What needs to be done: Copy every entry exactly.

Dataset records:
________________________________________

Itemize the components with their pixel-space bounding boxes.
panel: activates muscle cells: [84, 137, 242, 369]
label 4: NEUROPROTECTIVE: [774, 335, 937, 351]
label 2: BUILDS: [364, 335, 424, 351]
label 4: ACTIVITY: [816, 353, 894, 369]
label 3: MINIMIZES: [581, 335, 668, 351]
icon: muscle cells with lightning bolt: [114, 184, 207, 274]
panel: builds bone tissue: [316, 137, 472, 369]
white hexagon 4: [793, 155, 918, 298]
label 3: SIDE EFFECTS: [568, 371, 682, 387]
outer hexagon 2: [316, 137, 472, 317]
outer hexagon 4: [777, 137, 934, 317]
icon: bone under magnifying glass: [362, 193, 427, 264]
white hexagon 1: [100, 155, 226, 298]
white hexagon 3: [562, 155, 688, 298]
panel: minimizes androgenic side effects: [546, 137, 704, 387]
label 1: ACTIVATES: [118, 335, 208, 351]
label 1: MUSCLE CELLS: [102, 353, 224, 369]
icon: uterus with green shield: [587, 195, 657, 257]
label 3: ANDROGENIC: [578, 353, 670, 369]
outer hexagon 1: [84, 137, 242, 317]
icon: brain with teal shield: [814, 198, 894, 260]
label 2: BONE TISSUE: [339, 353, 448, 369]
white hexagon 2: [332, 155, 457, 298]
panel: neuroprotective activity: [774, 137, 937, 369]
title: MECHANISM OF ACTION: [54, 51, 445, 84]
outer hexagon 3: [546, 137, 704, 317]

________________________________________

Answer for the task:
Itemize the components with their pixel-space bounding boxes.
panel: activates muscle cells: [84, 137, 242, 369]
label 4: NEUROPROTECTIVE: [774, 335, 937, 351]
label 2: BUILDS: [364, 335, 424, 351]
label 4: ACTIVITY: [816, 353, 894, 369]
label 3: MINIMIZES: [581, 335, 668, 351]
icon: muscle cells with lightning bolt: [114, 184, 207, 274]
panel: builds bone tissue: [316, 137, 472, 369]
white hexagon 4: [793, 155, 918, 298]
label 3: SIDE EFFECTS: [568, 371, 682, 387]
outer hexagon 2: [316, 137, 472, 317]
outer hexagon 4: [777, 137, 934, 317]
icon: bone under magnifying glass: [362, 193, 427, 264]
white hexagon 1: [100, 155, 226, 298]
white hexagon 3: [562, 155, 688, 298]
panel: minimizes androgenic side effects: [546, 137, 704, 387]
label 1: ACTIVATES: [118, 335, 208, 351]
label 1: MUSCLE CELLS: [102, 353, 224, 369]
icon: uterus with green shield: [587, 195, 657, 257]
label 3: ANDROGENIC: [578, 353, 670, 369]
outer hexagon 1: [84, 137, 242, 317]
icon: brain with teal shield: [814, 198, 894, 260]
label 2: BONE TISSUE: [339, 353, 448, 369]
white hexagon 2: [332, 155, 457, 298]
panel: neuroprotective activity: [774, 137, 937, 369]
title: MECHANISM OF ACTION: [54, 51, 445, 84]
outer hexagon 3: [546, 137, 704, 317]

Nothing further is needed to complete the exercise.